Go through the listing below and list every line with "this".

-- start Materials provided --

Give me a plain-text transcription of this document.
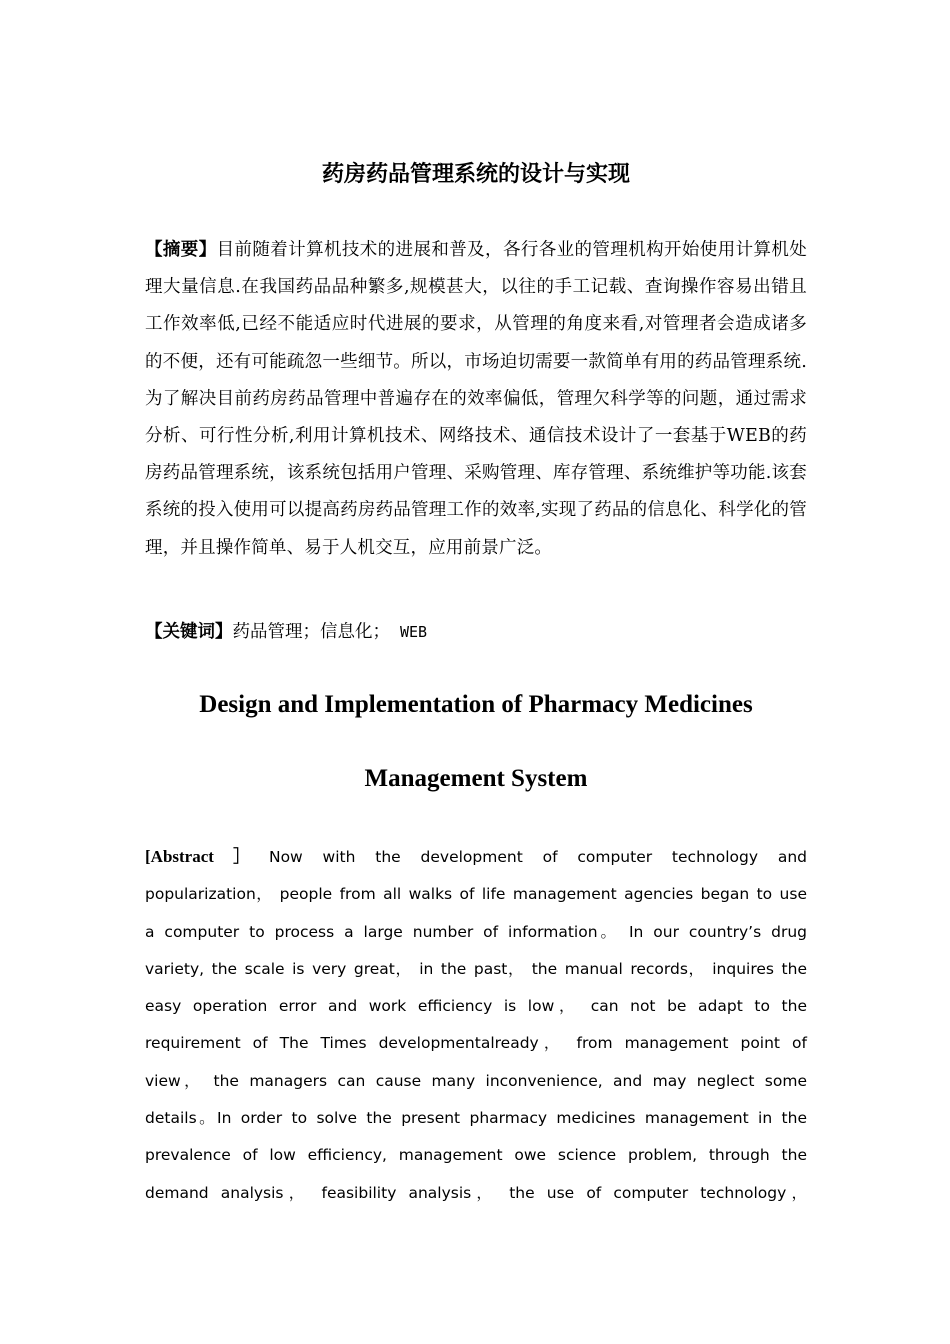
药房药品管理系统的设计与实现
【摘要】目前随着计算机技术的进展和普及，各行各业的管理机构开始使用计算机处理大量信息.在我国药品品种繁多,规模甚大，以往的手工记载、查询操作容易出错且工作效率低,已经不能适应时代进展的要求，从管理的角度来看,对管理者会造成诸多的不便，还有可能疏忽一些细节。所以，市场迫切需要一款简单有用的药品管理系统.为了解决目前药房药品管理中普遍存在的效率偏低，管理欠科学等的问题，通过需求分析、可行性分析,利用计算机技术、网络技术、通信技术设计了一套基于WEB的药房药品管理系统，该系统包括用户管理、采购管理、库存管理、系统维护等功能.该套系统的投入使用可以提高药房药品管理工作的效率,实现了药品的信息化、科学化的管理，并且操作简单、易于人机交互，应用前景广泛。
【关键词】药品管理；信息化； WEB
Design and Implementation of Pharmacy Medicines
Management System
[Abstract ］ Now with the development of computer technology and popularization， people from all walks of life management agencies began to use a computer to process a large number of information。 In our country’s drug variety, the scale is very great， in the past， the manual records， inquires the easy operation error and work efficiency is low， can not be adapt to the requirement of The Times developmentalready， from management point of view， the managers can cause many inconvenience, and may neglect some details。In order to solve the present pharmacy medicines management in the prevalence of low efficiency, management owe science problem, through the demand analysis， feasibility analysis， the use of computer technology，
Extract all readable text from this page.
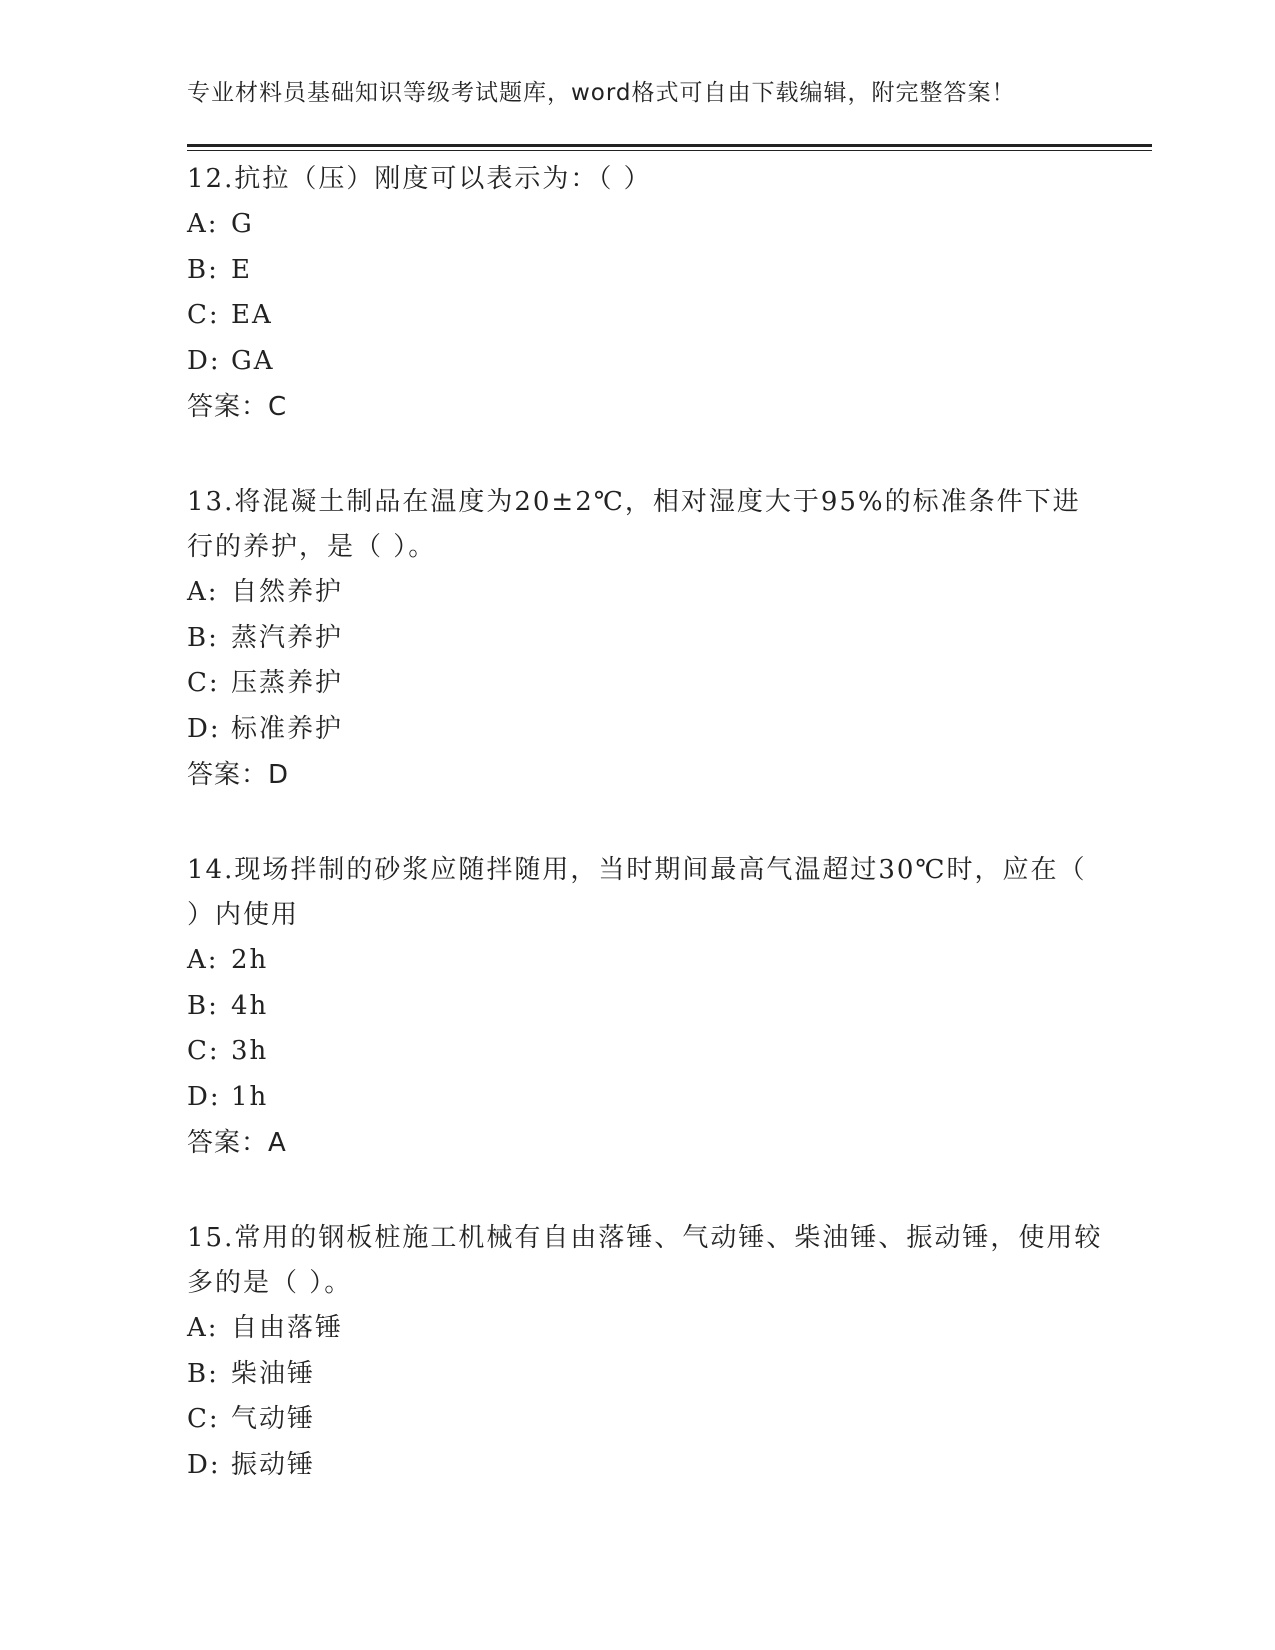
专业材料员基础知识等级考试题库，word格式可自由下载编辑，附完整答案！
12.抗拉（压）刚度可以表示为：（ ）
A: G
B: E
C: EA
D: GA
答案：C
13.将混凝土制品在温度为20±2℃，相对湿度大于95%的标准条件下进行的养护，是（ ）。
A: 自然养护
B: 蒸汽养护
C: 压蒸养护
D: 标准养护
答案：D
14.现场拌制的砂浆应随拌随用，当时期间最高气温超过30℃时，应在（ ）内使用
A: 2h
B: 4h
C: 3h
D: 1h
答案：A
15.常用的钢板桩施工机械有自由落锤、气动锤、柴油锤、振动锤，使用较多的是（ ）。
A: 自由落锤
B: 柴油锤
C: 气动锤
D: 振动锤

-- end Materials provided --

Full response:
Give me a plain-text transcription of this document.
Extract all readable text from this page.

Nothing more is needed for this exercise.